# Given records start

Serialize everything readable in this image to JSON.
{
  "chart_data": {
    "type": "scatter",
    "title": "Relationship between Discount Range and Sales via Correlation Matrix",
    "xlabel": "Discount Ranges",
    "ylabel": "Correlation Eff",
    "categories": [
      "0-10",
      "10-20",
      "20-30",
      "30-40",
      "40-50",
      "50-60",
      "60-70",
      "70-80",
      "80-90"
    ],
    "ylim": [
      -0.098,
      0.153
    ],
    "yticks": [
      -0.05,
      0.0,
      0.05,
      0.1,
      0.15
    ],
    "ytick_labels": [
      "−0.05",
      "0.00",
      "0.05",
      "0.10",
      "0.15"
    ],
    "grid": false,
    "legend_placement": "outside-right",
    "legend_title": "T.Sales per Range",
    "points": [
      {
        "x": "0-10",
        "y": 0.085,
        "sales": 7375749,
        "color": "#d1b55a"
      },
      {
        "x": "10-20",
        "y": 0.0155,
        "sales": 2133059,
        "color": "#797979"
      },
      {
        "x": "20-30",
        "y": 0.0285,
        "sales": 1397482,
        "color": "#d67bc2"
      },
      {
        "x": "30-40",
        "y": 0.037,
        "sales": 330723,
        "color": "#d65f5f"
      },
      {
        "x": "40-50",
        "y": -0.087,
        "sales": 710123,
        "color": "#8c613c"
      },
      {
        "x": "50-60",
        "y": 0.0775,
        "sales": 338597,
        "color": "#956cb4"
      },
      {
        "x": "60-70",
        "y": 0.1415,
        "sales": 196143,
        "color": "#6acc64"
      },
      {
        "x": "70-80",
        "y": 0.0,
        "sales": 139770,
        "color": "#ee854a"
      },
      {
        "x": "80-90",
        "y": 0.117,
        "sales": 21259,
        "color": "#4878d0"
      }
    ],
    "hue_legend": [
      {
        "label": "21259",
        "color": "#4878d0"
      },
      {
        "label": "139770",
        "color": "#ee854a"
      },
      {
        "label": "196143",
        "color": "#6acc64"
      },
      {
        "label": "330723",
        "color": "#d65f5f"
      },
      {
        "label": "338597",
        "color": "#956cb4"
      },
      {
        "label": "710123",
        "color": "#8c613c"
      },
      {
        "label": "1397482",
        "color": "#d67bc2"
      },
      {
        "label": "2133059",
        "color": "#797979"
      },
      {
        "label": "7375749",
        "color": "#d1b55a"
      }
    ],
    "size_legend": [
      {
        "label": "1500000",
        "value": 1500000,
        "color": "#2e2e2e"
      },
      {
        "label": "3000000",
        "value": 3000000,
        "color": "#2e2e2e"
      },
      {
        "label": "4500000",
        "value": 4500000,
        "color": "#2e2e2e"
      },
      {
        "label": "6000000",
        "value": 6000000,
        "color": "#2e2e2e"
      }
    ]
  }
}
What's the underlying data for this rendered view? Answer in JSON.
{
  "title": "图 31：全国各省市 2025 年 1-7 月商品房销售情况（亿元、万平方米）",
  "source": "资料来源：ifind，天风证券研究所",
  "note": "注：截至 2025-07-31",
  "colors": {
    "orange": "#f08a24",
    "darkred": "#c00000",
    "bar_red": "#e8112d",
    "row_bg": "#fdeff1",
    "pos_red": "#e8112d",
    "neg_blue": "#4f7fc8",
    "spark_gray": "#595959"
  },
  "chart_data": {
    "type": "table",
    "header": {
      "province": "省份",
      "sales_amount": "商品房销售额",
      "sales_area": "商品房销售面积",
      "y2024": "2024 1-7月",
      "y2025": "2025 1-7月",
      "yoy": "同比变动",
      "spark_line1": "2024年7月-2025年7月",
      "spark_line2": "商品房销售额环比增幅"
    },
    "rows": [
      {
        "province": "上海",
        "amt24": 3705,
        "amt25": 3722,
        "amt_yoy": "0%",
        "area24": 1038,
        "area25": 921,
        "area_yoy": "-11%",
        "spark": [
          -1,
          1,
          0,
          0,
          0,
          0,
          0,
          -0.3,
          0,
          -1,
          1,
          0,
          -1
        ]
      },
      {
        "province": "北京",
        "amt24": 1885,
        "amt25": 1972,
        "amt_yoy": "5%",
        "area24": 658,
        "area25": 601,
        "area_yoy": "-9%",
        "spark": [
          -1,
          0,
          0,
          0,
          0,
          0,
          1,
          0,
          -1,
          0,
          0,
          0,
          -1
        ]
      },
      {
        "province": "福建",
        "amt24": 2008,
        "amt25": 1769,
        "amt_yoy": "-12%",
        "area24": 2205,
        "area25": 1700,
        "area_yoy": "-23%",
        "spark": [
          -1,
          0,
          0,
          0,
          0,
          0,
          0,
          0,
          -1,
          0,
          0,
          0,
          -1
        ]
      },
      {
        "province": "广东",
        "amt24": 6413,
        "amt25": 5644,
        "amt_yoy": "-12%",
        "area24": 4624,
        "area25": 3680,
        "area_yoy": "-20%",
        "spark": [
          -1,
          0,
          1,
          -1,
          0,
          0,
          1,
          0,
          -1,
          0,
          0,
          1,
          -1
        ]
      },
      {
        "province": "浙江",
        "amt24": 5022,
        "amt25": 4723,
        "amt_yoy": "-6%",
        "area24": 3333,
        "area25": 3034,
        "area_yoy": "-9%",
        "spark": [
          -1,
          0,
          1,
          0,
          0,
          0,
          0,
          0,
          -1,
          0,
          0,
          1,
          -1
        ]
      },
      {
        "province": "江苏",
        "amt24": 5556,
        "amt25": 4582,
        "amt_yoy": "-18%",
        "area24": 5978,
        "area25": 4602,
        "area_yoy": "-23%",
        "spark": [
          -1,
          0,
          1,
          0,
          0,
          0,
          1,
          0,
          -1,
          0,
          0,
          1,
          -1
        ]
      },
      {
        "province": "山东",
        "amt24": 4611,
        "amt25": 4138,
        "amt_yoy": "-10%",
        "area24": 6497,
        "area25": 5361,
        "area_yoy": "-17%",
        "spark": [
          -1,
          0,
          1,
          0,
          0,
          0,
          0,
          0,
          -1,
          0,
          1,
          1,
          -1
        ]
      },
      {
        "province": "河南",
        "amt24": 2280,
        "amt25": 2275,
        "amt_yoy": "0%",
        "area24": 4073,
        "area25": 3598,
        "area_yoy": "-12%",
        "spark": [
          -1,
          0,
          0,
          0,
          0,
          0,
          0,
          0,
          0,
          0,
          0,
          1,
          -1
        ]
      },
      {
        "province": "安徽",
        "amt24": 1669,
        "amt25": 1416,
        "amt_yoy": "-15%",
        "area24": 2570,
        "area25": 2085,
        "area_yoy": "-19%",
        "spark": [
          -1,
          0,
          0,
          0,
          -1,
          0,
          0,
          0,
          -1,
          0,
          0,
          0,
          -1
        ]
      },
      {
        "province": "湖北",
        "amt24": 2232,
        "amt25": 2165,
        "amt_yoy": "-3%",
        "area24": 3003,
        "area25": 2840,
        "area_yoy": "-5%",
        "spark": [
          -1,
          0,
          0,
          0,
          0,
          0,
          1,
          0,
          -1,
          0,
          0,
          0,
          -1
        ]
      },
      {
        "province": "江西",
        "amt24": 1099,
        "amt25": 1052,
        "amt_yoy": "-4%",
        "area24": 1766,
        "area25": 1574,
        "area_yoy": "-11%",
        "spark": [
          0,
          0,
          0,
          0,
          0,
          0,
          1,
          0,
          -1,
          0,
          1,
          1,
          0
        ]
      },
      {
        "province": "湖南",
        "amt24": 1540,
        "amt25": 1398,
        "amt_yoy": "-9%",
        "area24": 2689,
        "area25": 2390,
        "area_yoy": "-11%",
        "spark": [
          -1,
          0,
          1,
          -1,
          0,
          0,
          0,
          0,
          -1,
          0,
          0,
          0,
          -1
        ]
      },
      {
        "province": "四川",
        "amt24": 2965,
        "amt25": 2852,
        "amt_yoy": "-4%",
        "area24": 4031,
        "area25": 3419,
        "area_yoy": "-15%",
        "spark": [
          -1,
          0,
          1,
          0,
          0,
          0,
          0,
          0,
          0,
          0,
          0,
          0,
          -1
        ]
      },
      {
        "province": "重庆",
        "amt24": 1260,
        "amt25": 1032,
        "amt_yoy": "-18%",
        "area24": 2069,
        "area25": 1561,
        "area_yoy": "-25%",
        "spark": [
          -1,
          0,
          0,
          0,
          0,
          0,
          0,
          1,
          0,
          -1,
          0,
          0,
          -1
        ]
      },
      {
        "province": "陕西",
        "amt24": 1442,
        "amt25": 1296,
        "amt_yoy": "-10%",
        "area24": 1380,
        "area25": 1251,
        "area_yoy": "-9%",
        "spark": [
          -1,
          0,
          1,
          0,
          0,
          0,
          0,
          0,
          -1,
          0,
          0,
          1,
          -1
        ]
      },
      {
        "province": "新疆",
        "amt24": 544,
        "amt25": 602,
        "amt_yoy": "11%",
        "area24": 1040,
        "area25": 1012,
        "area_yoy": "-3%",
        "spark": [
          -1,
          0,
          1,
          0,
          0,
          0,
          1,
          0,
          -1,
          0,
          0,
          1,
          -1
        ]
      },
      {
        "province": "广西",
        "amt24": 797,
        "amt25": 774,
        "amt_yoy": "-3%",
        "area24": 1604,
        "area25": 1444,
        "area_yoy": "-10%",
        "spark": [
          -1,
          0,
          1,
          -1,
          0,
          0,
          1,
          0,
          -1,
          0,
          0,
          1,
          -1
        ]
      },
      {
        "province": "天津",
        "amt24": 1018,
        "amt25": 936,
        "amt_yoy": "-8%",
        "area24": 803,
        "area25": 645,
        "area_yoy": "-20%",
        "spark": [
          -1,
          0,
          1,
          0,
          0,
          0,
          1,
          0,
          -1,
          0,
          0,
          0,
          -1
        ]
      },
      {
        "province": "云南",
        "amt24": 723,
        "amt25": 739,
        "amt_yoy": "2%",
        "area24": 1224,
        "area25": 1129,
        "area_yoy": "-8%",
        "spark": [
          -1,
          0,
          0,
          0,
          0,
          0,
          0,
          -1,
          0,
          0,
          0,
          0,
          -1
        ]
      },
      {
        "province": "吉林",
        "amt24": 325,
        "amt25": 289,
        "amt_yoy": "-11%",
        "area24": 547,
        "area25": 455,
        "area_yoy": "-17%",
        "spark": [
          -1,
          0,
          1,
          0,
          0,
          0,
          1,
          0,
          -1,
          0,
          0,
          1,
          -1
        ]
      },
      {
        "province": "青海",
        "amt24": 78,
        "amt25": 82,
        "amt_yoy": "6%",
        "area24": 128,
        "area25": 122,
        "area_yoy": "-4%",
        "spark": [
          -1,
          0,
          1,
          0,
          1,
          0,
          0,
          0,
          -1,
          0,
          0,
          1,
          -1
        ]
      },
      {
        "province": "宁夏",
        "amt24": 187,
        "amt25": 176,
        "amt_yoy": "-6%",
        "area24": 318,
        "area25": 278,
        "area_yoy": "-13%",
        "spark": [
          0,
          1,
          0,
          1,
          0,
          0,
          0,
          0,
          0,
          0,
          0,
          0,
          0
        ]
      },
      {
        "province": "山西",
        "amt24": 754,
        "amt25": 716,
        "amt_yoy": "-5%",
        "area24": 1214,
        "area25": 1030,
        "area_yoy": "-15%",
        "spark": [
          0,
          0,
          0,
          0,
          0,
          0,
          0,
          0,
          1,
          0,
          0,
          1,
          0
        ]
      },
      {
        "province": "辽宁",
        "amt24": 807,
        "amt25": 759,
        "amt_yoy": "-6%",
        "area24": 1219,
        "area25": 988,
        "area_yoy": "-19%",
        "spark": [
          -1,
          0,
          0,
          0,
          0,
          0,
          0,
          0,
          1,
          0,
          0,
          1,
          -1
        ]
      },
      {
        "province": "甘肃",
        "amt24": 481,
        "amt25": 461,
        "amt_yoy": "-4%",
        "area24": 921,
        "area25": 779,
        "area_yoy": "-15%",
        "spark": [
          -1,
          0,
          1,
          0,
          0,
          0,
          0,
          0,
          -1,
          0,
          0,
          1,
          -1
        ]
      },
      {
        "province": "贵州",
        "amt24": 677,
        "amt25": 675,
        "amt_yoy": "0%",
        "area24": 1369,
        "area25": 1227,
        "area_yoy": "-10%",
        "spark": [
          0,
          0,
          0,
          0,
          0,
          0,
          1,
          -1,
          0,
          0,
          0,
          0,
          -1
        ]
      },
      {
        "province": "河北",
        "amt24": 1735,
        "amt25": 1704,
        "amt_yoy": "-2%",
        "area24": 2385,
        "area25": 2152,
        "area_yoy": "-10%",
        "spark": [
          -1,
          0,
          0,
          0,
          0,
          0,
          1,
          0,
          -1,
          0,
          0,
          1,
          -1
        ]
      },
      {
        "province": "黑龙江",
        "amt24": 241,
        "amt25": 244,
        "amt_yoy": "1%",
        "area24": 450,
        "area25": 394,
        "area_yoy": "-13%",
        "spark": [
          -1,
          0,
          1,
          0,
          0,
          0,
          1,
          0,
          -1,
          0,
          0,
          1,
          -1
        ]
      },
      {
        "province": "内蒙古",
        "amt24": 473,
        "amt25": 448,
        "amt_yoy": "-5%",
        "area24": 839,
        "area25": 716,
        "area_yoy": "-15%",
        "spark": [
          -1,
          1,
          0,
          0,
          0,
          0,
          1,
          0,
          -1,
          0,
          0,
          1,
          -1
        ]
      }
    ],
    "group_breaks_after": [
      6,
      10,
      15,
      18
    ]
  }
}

# Given records end

> [Exercise prompt]: Pull out all lines from the entries above in which the word "JSON" appears.

> [Response to this exercise]:
Serialize everything readable in this image to JSON.
What's the underlying data for this rendered view? Answer in JSON.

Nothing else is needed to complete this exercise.